[START ENTRIES SHOWN]

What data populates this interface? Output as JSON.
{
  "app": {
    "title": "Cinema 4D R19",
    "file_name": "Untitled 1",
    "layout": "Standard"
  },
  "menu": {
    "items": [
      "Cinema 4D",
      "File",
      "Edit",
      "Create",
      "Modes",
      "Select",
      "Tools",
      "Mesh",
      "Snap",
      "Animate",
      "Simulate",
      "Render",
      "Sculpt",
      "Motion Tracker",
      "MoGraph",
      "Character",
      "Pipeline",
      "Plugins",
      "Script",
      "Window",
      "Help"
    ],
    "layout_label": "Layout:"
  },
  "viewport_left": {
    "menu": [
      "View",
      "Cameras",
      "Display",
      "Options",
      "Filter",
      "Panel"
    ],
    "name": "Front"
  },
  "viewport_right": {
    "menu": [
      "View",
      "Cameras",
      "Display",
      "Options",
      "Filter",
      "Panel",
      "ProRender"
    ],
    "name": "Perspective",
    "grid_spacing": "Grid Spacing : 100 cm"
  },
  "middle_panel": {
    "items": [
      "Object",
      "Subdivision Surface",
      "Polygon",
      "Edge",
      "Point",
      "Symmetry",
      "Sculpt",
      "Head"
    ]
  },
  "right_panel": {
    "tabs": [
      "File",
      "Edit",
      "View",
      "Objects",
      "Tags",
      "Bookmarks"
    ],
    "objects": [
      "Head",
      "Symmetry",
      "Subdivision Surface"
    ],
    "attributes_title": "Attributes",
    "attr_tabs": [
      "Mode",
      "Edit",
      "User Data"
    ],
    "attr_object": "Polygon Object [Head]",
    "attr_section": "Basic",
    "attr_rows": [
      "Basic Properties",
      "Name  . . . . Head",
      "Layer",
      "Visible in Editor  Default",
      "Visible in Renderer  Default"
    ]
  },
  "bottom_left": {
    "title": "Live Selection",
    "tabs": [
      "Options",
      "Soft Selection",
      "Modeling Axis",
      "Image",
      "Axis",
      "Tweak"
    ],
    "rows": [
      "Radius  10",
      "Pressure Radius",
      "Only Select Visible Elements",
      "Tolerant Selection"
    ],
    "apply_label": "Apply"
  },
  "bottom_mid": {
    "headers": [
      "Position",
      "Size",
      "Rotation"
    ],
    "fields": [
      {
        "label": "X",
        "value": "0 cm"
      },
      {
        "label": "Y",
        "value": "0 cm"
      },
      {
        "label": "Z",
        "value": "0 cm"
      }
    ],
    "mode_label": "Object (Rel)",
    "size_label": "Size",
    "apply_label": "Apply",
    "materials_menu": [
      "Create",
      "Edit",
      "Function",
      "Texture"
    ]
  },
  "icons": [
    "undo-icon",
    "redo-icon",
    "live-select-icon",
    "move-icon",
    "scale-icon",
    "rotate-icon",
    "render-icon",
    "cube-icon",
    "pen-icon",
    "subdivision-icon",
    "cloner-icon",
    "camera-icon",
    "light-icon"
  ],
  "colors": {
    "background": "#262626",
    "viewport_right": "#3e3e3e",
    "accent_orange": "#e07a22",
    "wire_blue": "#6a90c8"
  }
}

[END ENTRIES SHOWN]

Would you reproduce all the entries exactly?

:: THE RESULT ::
What data populates this interface? Output as JSON.
{
  "app": {
    "title": "Cinema 4D R19",
    "file_name": "Untitled 1",
    "layout": "Standard"
  },
  "menu": {
    "items": [
      "Cinema 4D",
      "File",
      "Edit",
      "Create",
      "Modes",
      "Select",
      "Tools",
      "Mesh",
      "Snap",
      "Animate",
      "Simulate",
      "Render",
      "Sculpt",
      "Motion Tracker",
      "MoGraph",
      "Character",
      "Pipeline",
      "Plugins",
      "Script",
      "Window",
      "Help"
    ],
    "layout_label": "Layout:"
  },
  "viewport_left": {
    "menu": [
      "View",
      "Cameras",
      "Display",
      "Options",
      "Filter",
      "Panel"
    ],
    "name": "Front"
  },
  "viewport_right": {
    "menu": [
      "View",
      "Cameras",
      "Display",
      "Options",
      "Filter",
      "Panel",
      "ProRender"
    ],
    "name": "Perspective",
    "grid_spacing": "Grid Spacing : 100 cm"
  },
  "middle_panel": {
    "items": [
      "Object",
      "Subdivision Surface",
      "Polygon",
      "Edge",
      "Point",
      "Symmetry",
      "Sculpt",
      "Head"
    ]
  },
  "right_panel": {
    "tabs": [
      "File",
      "Edit",
      "View",
      "Objects",
      "Tags",
      "Bookmarks"
    ],
    "objects": [
      "Head",
      "Symmetry",
      "Subdivision Surface"
    ],
    "attributes_title": "Attributes",
    "attr_tabs": [
      "Mode",
      "Edit",
      "User Data"
    ],
    "attr_object": "Polygon Object [Head]",
    "attr_section": "Basic",
    "attr_rows": [
      "Basic Properties",
      "Name  . . . . Head",
      "Layer",
      "Visible in Editor  Default",
      "Visible in Renderer  Default"
    ]
  },
  "bottom_left": {
    "title": "Live Selection",
    "tabs": [
      "Options",
      "Soft Selection",
      "Modeling Axis",
      "Image",
      "Axis",
      "Tweak"
    ],
    "rows": [
      "Radius  10",
      "Pressure Radius",
      "Only Select Visible Elements",
      "Tolerant Selection"
    ],
    "apply_label": "Apply"
  },
  "bottom_mid": {
    "headers": [
      "Position",
      "Size",
      "Rotation"
    ],
    "fields": [
      {
        "label": "X",
        "value": "0 cm"
      },
      {
        "label": "Y",
        "value": "0 cm"
      },
      {
        "label": "Z",
        "value": "0 cm"
      }
    ],
    "mode_label": "Object (Rel)",
    "size_label": "Size",
    "apply_label": "Apply",
    "materials_menu": [
      "Create",
      "Edit",
      "Function",
      "Texture"
    ]
  },
  "icons": [
    "undo-icon",
    "redo-icon",
    "live-select-icon",
    "move-icon",
    "scale-icon",
    "rotate-icon",
    "render-icon",
    "cube-icon",
    "pen-icon",
    "subdivision-icon",
    "cloner-icon",
    "camera-icon",
    "light-icon"
  ],
  "colors": {
    "background": "#262626",
    "viewport_right": "#3e3e3e",
    "accent_orange": "#e07a22",
    "wire_blue": "#6a90c8"
  }
}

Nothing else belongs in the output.